Render every line of the listing below as a JSON list of strings, one string per line, omitting blank lines and any picture placeholders.

======== DATA ========

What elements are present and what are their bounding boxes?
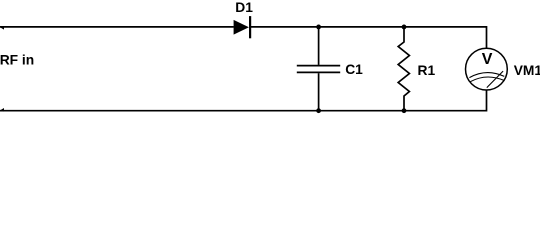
wire bottom rail: [0, 90, 487, 111]
node junction R1 top: [402, 25, 407, 30]
svg-text:VM1: VM1: [514, 63, 540, 78]
svg-text:V: V: [482, 51, 493, 68]
svg-text:R1: R1: [418, 63, 436, 78]
terminal arrow top-left: [0, 26, 4, 30]
wire top rail right (diode cathode to voltmeter corner): [250, 27, 487, 49]
wire top rail left (RF in to diode anode): [0, 26, 234, 28]
capacitor C1: [297, 27, 340, 111]
voltmeter VM1 body: [466, 48, 508, 90]
voltmeter scale arc lower: [470, 77, 504, 82]
svg-text:RF in: RF in: [0, 52, 34, 67]
node junction C1 bottom: [316, 108, 321, 113]
voltmeter scale arc upper: [469, 73, 504, 78]
svg-text:D1: D1: [235, 0, 253, 15]
resistor R1: [398, 27, 409, 111]
diode D1: [234, 16, 251, 38]
voltmeter needle: [487, 71, 503, 88]
terminal arrow bottom-left: [0, 108, 4, 112]
node junction C1 top: [316, 25, 321, 30]
node junction R1 bottom: [402, 108, 407, 113]
svg-text:C1: C1: [345, 62, 363, 77]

========

### CORRECT RESULT
[
  "What elements are present and what are their bounding boxes?",
  "wire bottom rail: [0, 90, 487, 111]",
  "node junction R1 top: [402, 25, 407, 30]",
  "svg-text:VM1: VM1: [514, 63, 540, 78]",
  "svg-text:V: V: [482, 51, 493, 68]",
  "svg-text:R1: R1: [418, 63, 436, 78]",
  "terminal arrow top-left: [0, 26, 4, 30]",
  "wire top rail right (diode cathode to voltmeter corner): [250, 27, 487, 49]",
  "wire top rail left (RF in to diode anode): [0, 26, 234, 28]",
  "capacitor C1: [297, 27, 340, 111]",
  "voltmeter VM1 body: [466, 48, 508, 90]",
  "voltmeter scale arc lower: [470, 77, 504, 82]",
  "svg-text:RF in: RF in: [0, 52, 34, 67]",
  "node junction C1 bottom: [316, 108, 321, 113]",
  "voltmeter scale arc upper: [469, 73, 504, 78]",
  "svg-text:D1: D1: [235, 0, 253, 15]",
  "resistor R1: [398, 27, 409, 111]",
  "diode D1: [234, 16, 251, 38]",
  "voltmeter needle: [487, 71, 503, 88]",
  "terminal arrow bottom-left: [0, 108, 4, 112]",
  "node junction C1 top: [316, 25, 321, 30]",
  "node junction R1 bottom: [402, 108, 407, 113]",
  "svg-text:C1: C1: [345, 62, 363, 77]"
]